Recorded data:
>> Begin
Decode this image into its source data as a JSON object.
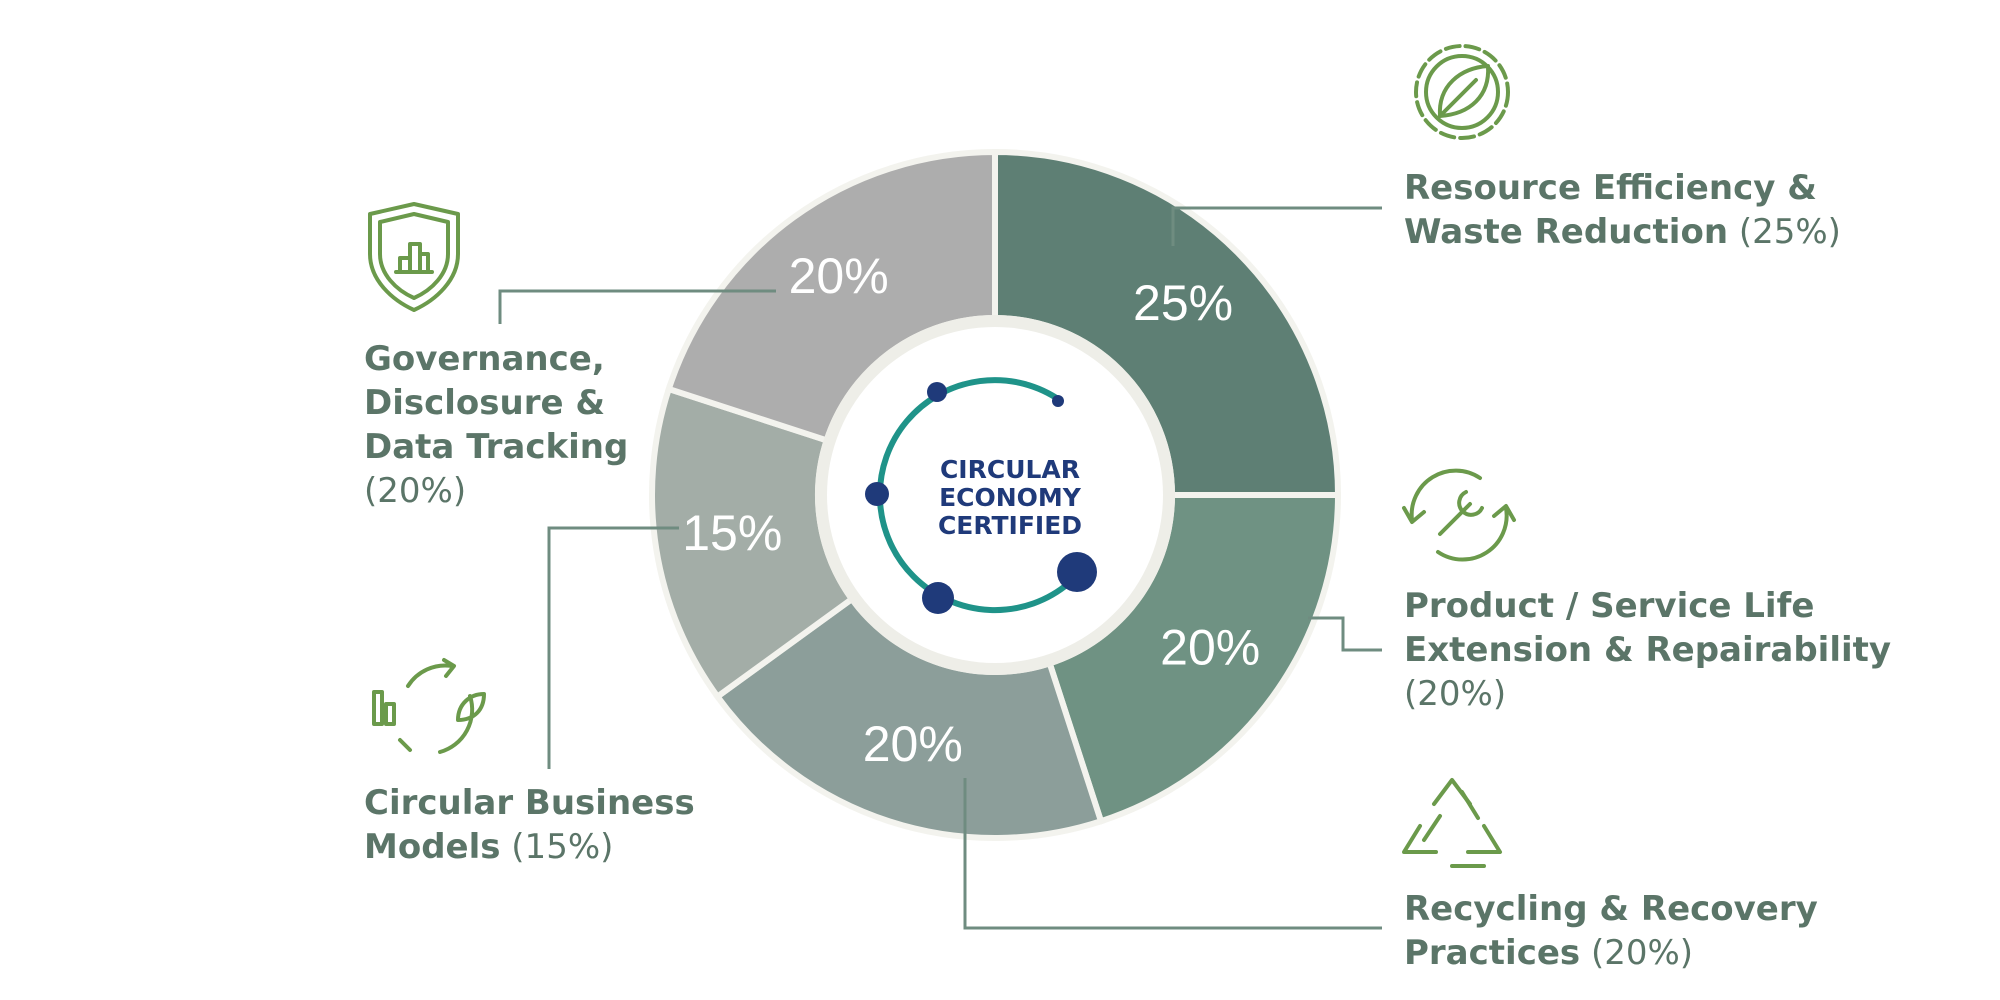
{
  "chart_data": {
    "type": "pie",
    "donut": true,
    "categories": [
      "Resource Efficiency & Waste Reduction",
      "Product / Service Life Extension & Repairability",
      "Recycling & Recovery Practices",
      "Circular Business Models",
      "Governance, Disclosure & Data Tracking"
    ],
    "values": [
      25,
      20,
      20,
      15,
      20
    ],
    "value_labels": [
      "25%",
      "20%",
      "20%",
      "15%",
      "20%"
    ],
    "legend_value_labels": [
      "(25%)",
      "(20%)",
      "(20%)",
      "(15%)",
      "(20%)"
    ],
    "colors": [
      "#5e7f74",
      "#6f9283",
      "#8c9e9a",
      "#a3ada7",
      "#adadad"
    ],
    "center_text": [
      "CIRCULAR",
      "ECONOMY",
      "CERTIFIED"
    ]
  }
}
>> End
Task prompt: Print all of the entries word for word. Skip any images they contain.

The solution:
Decode this image into its source data as a JSON object.
{
  "chart_data": {
    "type": "pie",
    "donut": true,
    "categories": [
      "Resource Efficiency & Waste Reduction",
      "Product / Service Life Extension & Repairability",
      "Recycling & Recovery Practices",
      "Circular Business Models",
      "Governance, Disclosure & Data Tracking"
    ],
    "values": [
      25,
      20,
      20,
      15,
      20
    ],
    "value_labels": [
      "25%",
      "20%",
      "20%",
      "15%",
      "20%"
    ],
    "legend_value_labels": [
      "(25%)",
      "(20%)",
      "(20%)",
      "(15%)",
      "(20%)"
    ],
    "colors": [
      "#5e7f74",
      "#6f9283",
      "#8c9e9a",
      "#a3ada7",
      "#adadad"
    ],
    "center_text": [
      "CIRCULAR",
      "ECONOMY",
      "CERTIFIED"
    ]
  }
}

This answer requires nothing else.